→ WORK TO COMPLETE
Write out the records that appear below, verbatim and complete, but without pictures.

Excerpt from a dataset:
+-------+
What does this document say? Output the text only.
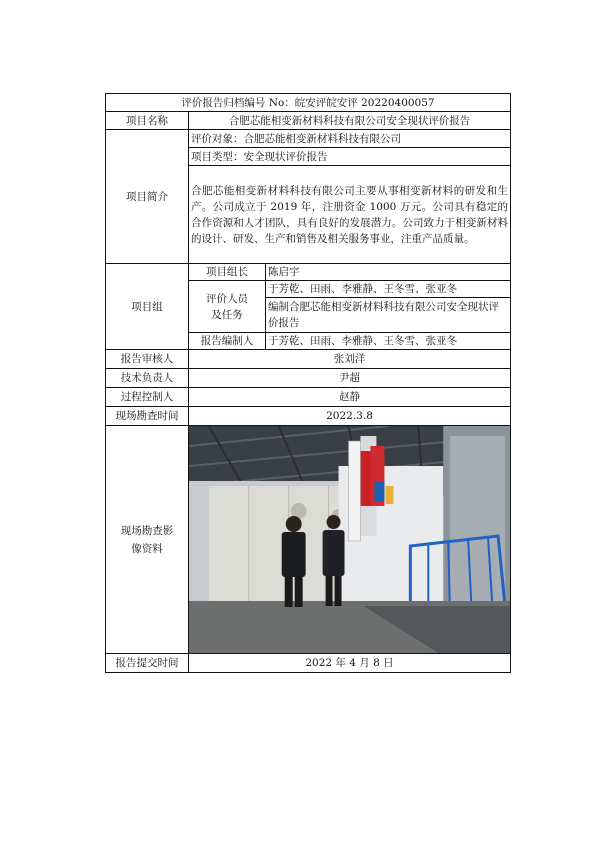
评价报告归档编号 No：皖安评皖安评 20220400057		
项目名称	合肥芯能相变新材料科技有限公司安全现状评价报告	
项目简介	评价对象：合肥芯能相变新材料科技有限公司	
	项目类型：安全现状评价报告	
	合肥芯能相变新材料科技有限公司主要从事相变新材料的研发和生产。公司成立于 2019 年，注册资金 1000 万元。公司具有稳定的合作资源和人才团队，具有良好的发展潜力。公司致力于相变新材料的设计、研发、生产和销售及相关服务事业，注重产品质量。	
项目组	项目组长	陈启宇
	评价人员及任务	于芳乾、田雨、李雅静、王冬雪、张亚冬
		编制合肥芯能相变新材料科技有限公司安全现状评价报告
	报告编制人	于芳乾、田雨、李雅静、王冬雪、张亚冬
报告审核人	张刘洋	
技术负责人	尹超	
过程控制人	赵静	
现场勘查时间	2022.3.8	
现场勘查影像资料	

报告提交时间	2022 年 4 月 8 日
+-------+
→ SOLUTION TO THE EXERCISE
What does this document say? Output the text only.
评价报告归档编号 No：皖安评皖安评 20220400057		
项目名称	合肥芯能相变新材料科技有限公司安全现状评价报告	
项目简介	评价对象：合肥芯能相变新材料科技有限公司	
	项目类型：安全现状评价报告	
	合肥芯能相变新材料科技有限公司主要从事相变新材料的研发和生产。公司成立于 2019 年，注册资金 1000 万元。公司具有稳定的合作资源和人才团队，具有良好的发展潜力。公司致力于相变新材料的设计、研发、生产和销售及相关服务事业，注重产品质量。	
项目组	项目组长	陈启宇
	评价人员及任务	于芳乾、田雨、李雅静、王冬雪、张亚冬
		编制合肥芯能相变新材料科技有限公司安全现状评价报告
	报告编制人	于芳乾、田雨、李雅静、王冬雪、张亚冬
报告审核人	张刘洋	
技术负责人	尹超	
过程控制人	赵静	
现场勘查时间	2022.3.8	
现场勘查影像资料	

报告提交时间	2022 年 4 月 8 日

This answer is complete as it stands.